Task description →
Would you return the complete listing below word for word?

Records provided →
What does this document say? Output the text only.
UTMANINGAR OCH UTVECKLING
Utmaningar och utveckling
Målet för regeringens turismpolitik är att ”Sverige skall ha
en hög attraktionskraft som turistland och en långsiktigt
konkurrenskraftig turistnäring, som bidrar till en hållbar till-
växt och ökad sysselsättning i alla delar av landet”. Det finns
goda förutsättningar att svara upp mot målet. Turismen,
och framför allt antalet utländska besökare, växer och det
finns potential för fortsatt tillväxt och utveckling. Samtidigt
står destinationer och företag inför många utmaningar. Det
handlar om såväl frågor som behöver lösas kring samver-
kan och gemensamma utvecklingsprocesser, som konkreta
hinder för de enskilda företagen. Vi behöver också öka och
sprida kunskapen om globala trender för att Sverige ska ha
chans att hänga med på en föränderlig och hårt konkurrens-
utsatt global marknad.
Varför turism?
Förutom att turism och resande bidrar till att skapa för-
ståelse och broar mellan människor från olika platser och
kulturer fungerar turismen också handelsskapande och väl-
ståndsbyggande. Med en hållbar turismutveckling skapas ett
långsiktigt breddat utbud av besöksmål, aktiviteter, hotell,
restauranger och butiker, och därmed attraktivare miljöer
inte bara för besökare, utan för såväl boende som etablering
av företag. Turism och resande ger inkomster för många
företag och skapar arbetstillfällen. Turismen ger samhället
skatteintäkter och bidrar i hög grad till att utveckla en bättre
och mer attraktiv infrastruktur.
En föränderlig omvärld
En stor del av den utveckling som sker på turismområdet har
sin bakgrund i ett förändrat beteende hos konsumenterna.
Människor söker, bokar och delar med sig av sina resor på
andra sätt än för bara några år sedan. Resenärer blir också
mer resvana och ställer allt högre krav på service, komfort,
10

Task solution →
What does this document say? Output the text only.
UTMANINGAR OCH UTVECKLING
Utmaningar och utveckling
Målet för regeringens turismpolitik är att ”Sverige skall ha
en hög attraktionskraft som turistland och en långsiktigt
konkurrenskraftig turistnäring, som bidrar till en hållbar till-
växt och ökad sysselsättning i alla delar av landet”. Det finns
goda förutsättningar att svara upp mot målet. Turismen,
och framför allt antalet utländska besökare, växer och det
finns potential för fortsatt tillväxt och utveckling. Samtidigt
står destinationer och företag inför många utmaningar. Det
handlar om såväl frågor som behöver lösas kring samver-
kan och gemensamma utvecklingsprocesser, som konkreta
hinder för de enskilda företagen. Vi behöver också öka och
sprida kunskapen om globala trender för att Sverige ska ha
chans att hänga med på en föränderlig och hårt konkurrens-
utsatt global marknad.
Varför turism?
Förutom att turism och resande bidrar till att skapa för-
ståelse och broar mellan människor från olika platser och
kulturer fungerar turismen också handelsskapande och väl-
ståndsbyggande. Med en hållbar turismutveckling skapas ett
långsiktigt breddat utbud av besöksmål, aktiviteter, hotell,
restauranger och butiker, och därmed attraktivare miljöer
inte bara för besökare, utan för såväl boende som etablering
av företag. Turism och resande ger inkomster för många
företag och skapar arbetstillfällen. Turismen ger samhället
skatteintäkter och bidrar i hög grad till att utveckla en bättre
och mer attraktiv infrastruktur.
En föränderlig omvärld
En stor del av den utveckling som sker på turismområdet har
sin bakgrund i ett förändrat beteende hos konsumenterna.
Människor söker, bokar och delar med sig av sina resor på
andra sätt än för bara några år sedan. Resenärer blir också
mer resvana och ställer allt högre krav på service, komfort,
10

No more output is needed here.